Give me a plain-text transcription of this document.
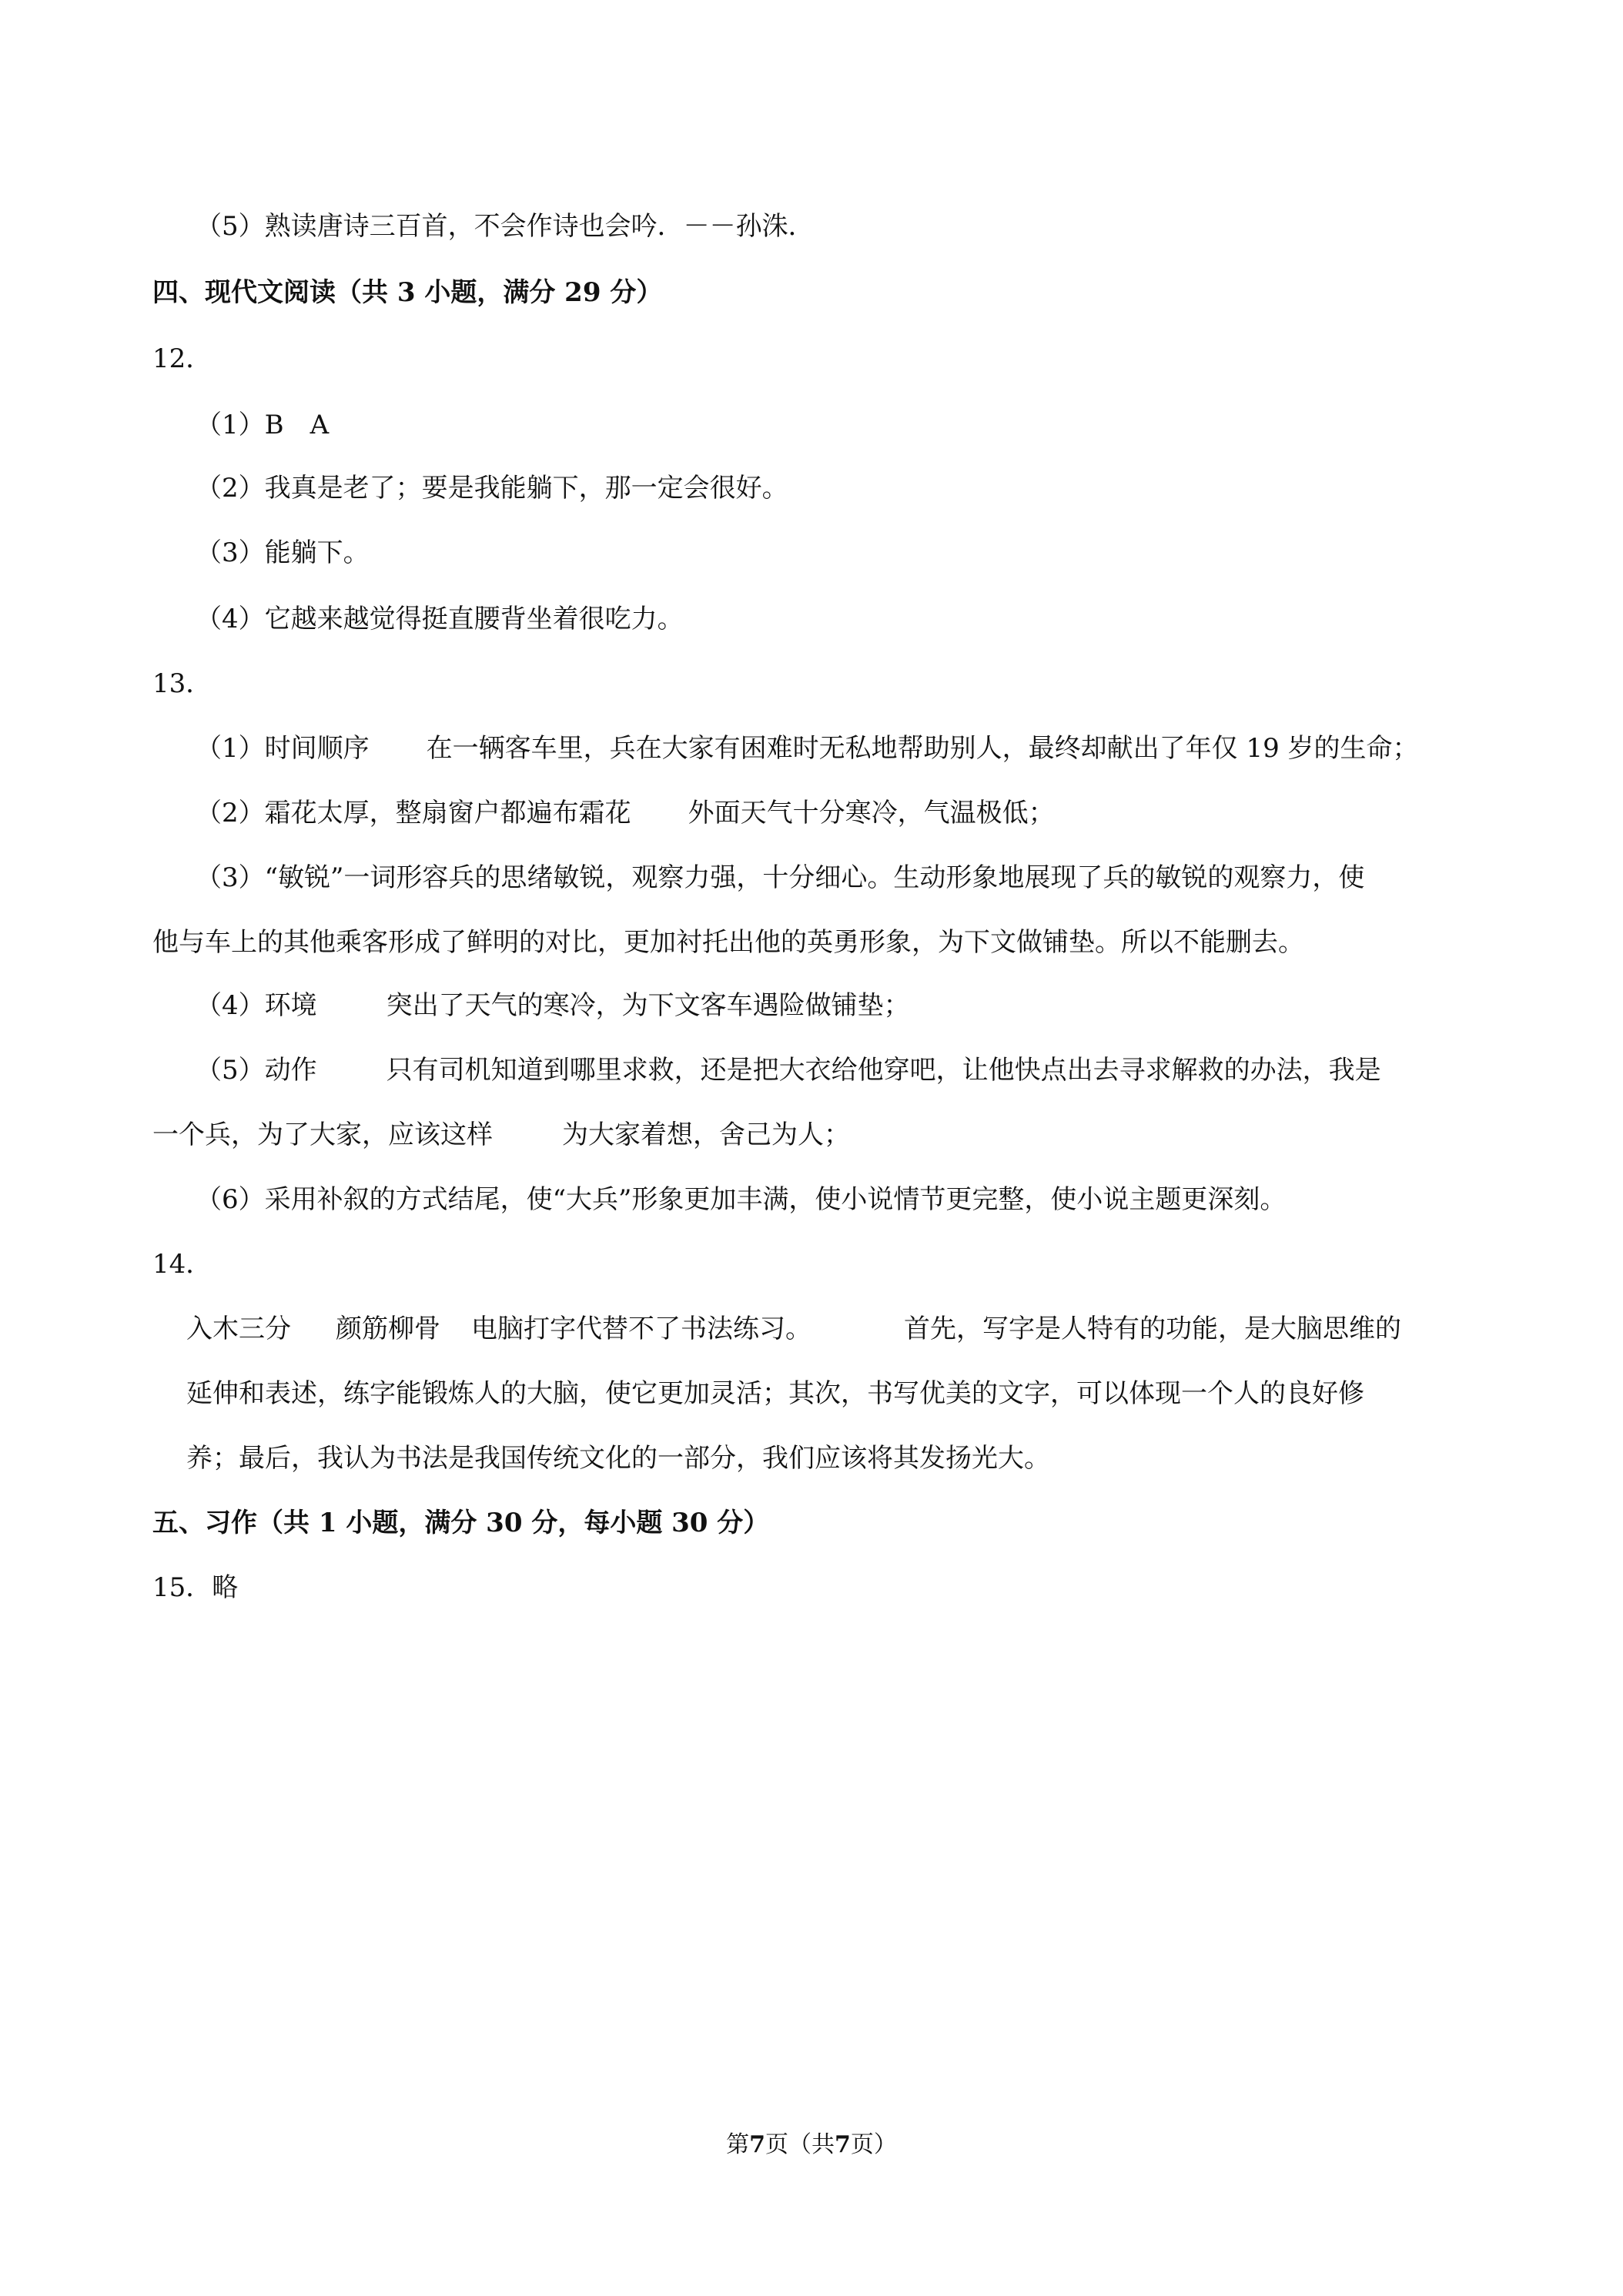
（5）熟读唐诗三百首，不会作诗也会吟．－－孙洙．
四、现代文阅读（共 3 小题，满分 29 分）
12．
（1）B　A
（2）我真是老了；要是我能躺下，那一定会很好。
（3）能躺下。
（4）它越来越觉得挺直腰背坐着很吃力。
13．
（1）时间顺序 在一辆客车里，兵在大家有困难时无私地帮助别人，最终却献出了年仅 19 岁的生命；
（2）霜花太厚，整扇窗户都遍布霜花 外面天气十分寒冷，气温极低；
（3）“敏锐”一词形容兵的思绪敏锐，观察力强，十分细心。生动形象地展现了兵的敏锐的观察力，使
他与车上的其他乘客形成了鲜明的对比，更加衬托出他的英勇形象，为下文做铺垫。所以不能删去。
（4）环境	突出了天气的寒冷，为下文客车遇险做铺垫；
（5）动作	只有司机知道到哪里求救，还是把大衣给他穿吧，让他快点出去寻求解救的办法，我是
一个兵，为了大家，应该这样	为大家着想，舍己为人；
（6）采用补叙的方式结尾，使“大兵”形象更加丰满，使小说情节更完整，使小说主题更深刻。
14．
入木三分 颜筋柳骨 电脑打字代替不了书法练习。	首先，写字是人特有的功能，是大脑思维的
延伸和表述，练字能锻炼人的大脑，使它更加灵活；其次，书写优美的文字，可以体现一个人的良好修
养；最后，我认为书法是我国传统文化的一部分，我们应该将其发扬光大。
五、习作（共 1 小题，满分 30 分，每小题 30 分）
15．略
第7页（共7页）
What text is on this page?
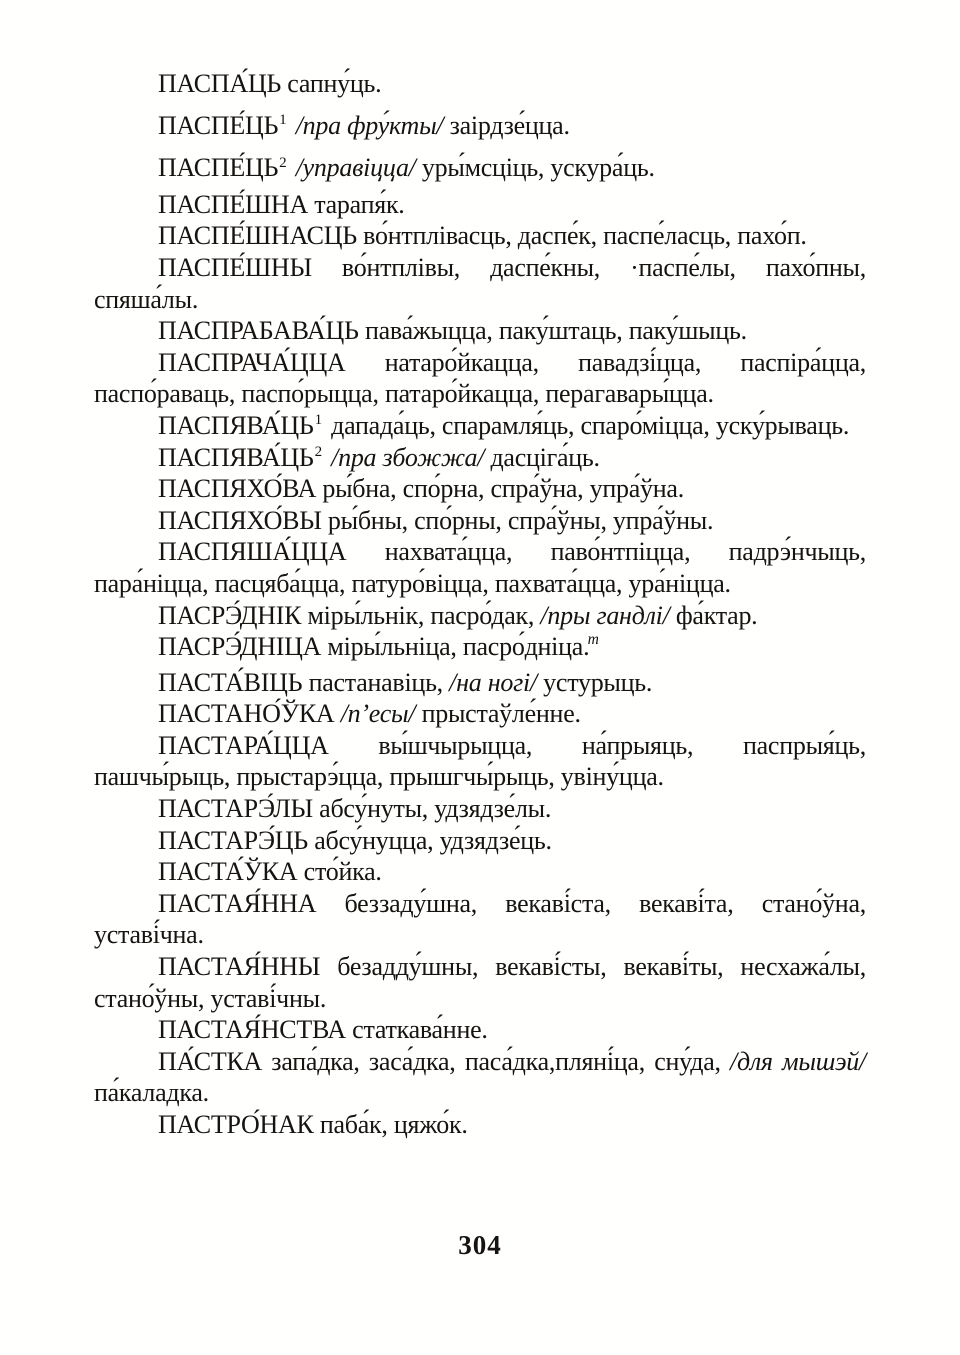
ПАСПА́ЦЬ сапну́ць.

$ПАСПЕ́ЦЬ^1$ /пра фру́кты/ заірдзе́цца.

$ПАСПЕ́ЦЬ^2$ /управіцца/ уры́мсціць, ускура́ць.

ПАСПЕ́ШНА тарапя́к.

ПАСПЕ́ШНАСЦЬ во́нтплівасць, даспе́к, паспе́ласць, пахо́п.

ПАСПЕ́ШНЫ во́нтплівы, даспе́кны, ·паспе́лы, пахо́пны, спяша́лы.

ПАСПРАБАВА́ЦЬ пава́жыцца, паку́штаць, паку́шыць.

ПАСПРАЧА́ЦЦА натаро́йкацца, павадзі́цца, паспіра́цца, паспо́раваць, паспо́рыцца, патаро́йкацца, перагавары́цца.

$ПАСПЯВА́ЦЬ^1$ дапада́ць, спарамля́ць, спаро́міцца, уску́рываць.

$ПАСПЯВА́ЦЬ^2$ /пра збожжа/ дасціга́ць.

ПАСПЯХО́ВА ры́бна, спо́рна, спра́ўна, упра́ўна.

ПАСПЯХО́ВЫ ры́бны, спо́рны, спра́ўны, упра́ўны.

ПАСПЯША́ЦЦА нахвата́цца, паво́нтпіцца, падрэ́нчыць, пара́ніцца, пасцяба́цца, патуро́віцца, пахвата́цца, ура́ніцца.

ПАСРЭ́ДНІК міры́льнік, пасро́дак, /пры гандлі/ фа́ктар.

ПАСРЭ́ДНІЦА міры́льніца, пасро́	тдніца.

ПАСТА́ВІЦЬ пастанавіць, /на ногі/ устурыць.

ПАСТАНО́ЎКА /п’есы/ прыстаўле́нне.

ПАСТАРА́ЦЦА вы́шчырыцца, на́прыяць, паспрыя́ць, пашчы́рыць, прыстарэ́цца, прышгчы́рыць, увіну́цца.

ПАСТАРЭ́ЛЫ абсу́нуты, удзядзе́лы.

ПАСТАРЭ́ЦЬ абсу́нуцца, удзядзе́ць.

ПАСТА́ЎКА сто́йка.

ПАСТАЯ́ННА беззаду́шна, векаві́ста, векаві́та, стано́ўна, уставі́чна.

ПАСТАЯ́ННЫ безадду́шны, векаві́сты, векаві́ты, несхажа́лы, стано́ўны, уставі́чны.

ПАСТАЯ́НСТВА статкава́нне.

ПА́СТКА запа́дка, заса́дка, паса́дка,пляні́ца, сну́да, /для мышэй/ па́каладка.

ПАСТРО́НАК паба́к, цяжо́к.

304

Description of the task = Output precisely the lines in the material above from the line containing "What text is on this page?" through its last line, and omit pictures.

Exercise result =
What text is on this page?
ПАСПА́ЦЬ сапну́ць.

$ПАСПЕ́ЦЬ^1$ /пра фру́кты/ заірдзе́цца.

$ПАСПЕ́ЦЬ^2$ /управіцца/ уры́мсціць, ускура́ць.

ПАСПЕ́ШНА тарапя́к.

ПАСПЕ́ШНАСЦЬ во́нтплівасць, даспе́к, паспе́ласць, пахо́п.

ПАСПЕ́ШНЫ во́нтплівы, даспе́кны, ·паспе́лы, пахо́пны, спяша́лы.

ПАСПРАБАВА́ЦЬ пава́жыцца, паку́штаць, паку́шыць.

ПАСПРАЧА́ЦЦА натаро́йкацца, павадзі́цца, паспіра́цца, паспо́раваць, паспо́рыцца, патаро́йкацца, перагавары́цца.

$ПАСПЯВА́ЦЬ^1$ дапада́ць, спарамля́ць, спаро́міцца, уску́рываць.

$ПАСПЯВА́ЦЬ^2$ /пра збожжа/ дасціга́ць.

ПАСПЯХО́ВА ры́бна, спо́рна, спра́ўна, упра́ўна.

ПАСПЯХО́ВЫ ры́бны, спо́рны, спра́ўны, упра́ўны.

ПАСПЯША́ЦЦА нахвата́цца, паво́нтпіцца, падрэ́нчыць, пара́ніцца, пасцяба́цца, патуро́віцца, пахвата́цца, ура́ніцца.

ПАСРЭ́ДНІК міры́льнік, пасро́дак, /пры гандлі/ фа́ктар.

ПАСРЭ́ДНІЦА міры́льніца, пасро́	тдніца.

ПАСТА́ВІЦЬ пастанавіць, /на ногі/ устурыць.

ПАСТАНО́ЎКА /п’есы/ прыстаўле́нне.

ПАСТАРА́ЦЦА вы́шчырыцца, на́прыяць, паспрыя́ць, пашчы́рыць, прыстарэ́цца, прышгчы́рыць, увіну́цца.

ПАСТАРЭ́ЛЫ абсу́нуты, удзядзе́лы.

ПАСТАРЭ́ЦЬ абсу́нуцца, удзядзе́ць.

ПАСТА́ЎКА сто́йка.

ПАСТАЯ́ННА беззаду́шна, векаві́ста, векаві́та, стано́ўна, уставі́чна.

ПАСТАЯ́ННЫ безадду́шны, векаві́сты, векаві́ты, несхажа́лы, стано́ўны, уставі́чны.

ПАСТАЯ́НСТВА статкава́нне.

ПА́СТКА запа́дка, заса́дка, паса́дка,пляні́ца, сну́да, /для мышэй/ па́каладка.

ПАСТРО́НАК паба́к, цяжо́к.

304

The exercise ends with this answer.